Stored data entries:
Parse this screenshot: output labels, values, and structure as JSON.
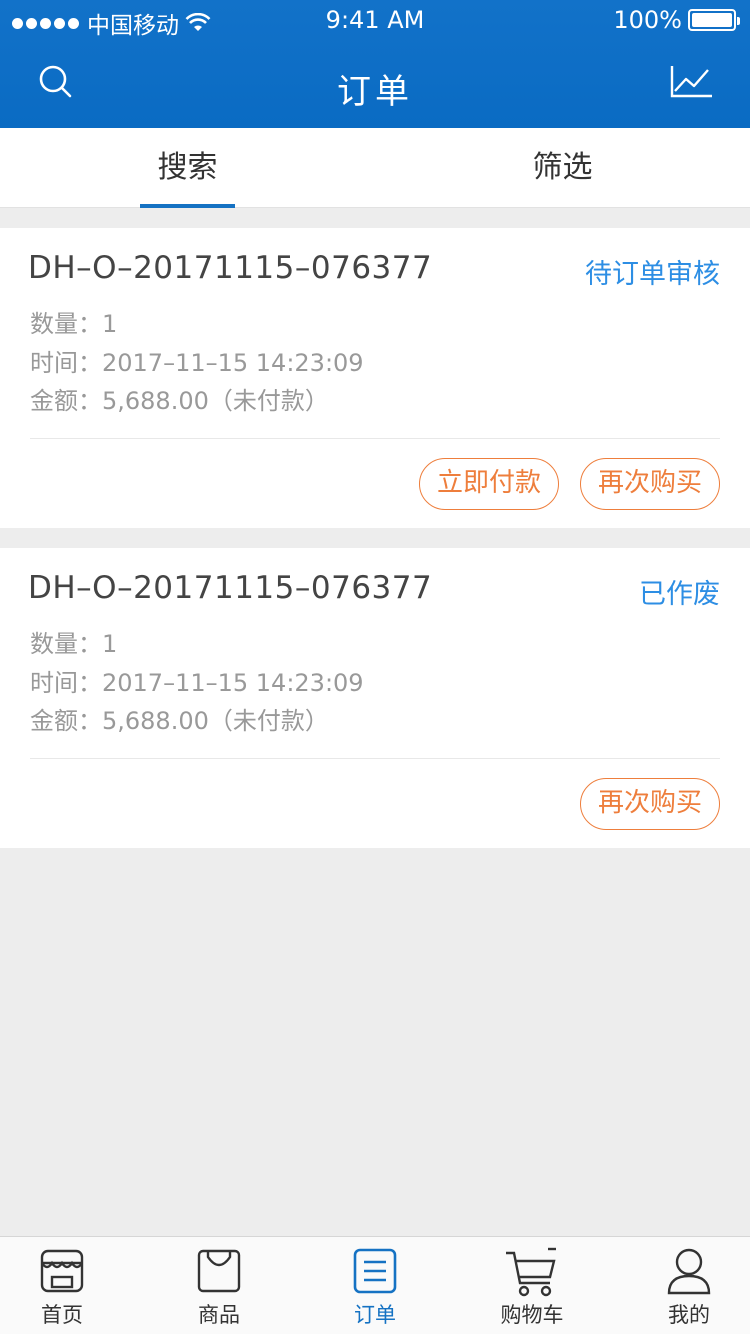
{
  "status_bar": {
    "carrier": "中国移动",
    "time": "9:41 AM",
    "battery": "100%"
  },
  "nav": {
    "title": "订单",
    "left_icon": "search-icon",
    "right_icon": "chart-icon"
  },
  "tabs": [
    {
      "label": "搜索",
      "active": true
    },
    {
      "label": "筛选",
      "active": false
    }
  ],
  "orders": [
    {
      "order_no": "DH–O–20171115–076377",
      "status": "待订单审核",
      "quantity": "数量：1",
      "time": "时间：2017–11–15   14:23:09",
      "amount": "金额：5,688.00（未付款）",
      "actions": [
        "立即付款",
        "再次购买"
      ]
    },
    {
      "order_no": "DH–O–20171115–076377",
      "status": "已作废",
      "quantity": "数量：1",
      "time": "时间：2017–11–15   14:23:09",
      "amount": "金额：5,688.00（未付款）",
      "actions": [
        "再次购买"
      ]
    }
  ],
  "tabbar": [
    {
      "label": "首页",
      "icon": "store-icon",
      "active": false
    },
    {
      "label": "商品",
      "icon": "bag-icon",
      "active": false
    },
    {
      "label": "订单",
      "icon": "list-icon",
      "active": true
    },
    {
      "label": "购物车",
      "icon": "cart-icon",
      "active": false
    },
    {
      "label": "我的",
      "icon": "user-icon",
      "active": false
    }
  ],
  "colors": {
    "primary": "#1272c9",
    "status_text": "#2d8ee4",
    "action": "#ee7e3c"
  }
}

— WRITTEN INSTRUCTION —
Repeat the records word for word. Any picture in them should be left out.

— TASK OUTPUT —
Parse this screenshot: output labels, values, and structure as JSON.
{
  "status_bar": {
    "carrier": "中国移动",
    "time": "9:41 AM",
    "battery": "100%"
  },
  "nav": {
    "title": "订单",
    "left_icon": "search-icon",
    "right_icon": "chart-icon"
  },
  "tabs": [
    {
      "label": "搜索",
      "active": true
    },
    {
      "label": "筛选",
      "active": false
    }
  ],
  "orders": [
    {
      "order_no": "DH–O–20171115–076377",
      "status": "待订单审核",
      "quantity": "数量：1",
      "time": "时间：2017–11–15   14:23:09",
      "amount": "金额：5,688.00（未付款）",
      "actions": [
        "立即付款",
        "再次购买"
      ]
    },
    {
      "order_no": "DH–O–20171115–076377",
      "status": "已作废",
      "quantity": "数量：1",
      "time": "时间：2017–11–15   14:23:09",
      "amount": "金额：5,688.00（未付款）",
      "actions": [
        "再次购买"
      ]
    }
  ],
  "tabbar": [
    {
      "label": "首页",
      "icon": "store-icon",
      "active": false
    },
    {
      "label": "商品",
      "icon": "bag-icon",
      "active": false
    },
    {
      "label": "订单",
      "icon": "list-icon",
      "active": true
    },
    {
      "label": "购物车",
      "icon": "cart-icon",
      "active": false
    },
    {
      "label": "我的",
      "icon": "user-icon",
      "active": false
    }
  ],
  "colors": {
    "primary": "#1272c9",
    "status_text": "#2d8ee4",
    "action": "#ee7e3c"
  }
}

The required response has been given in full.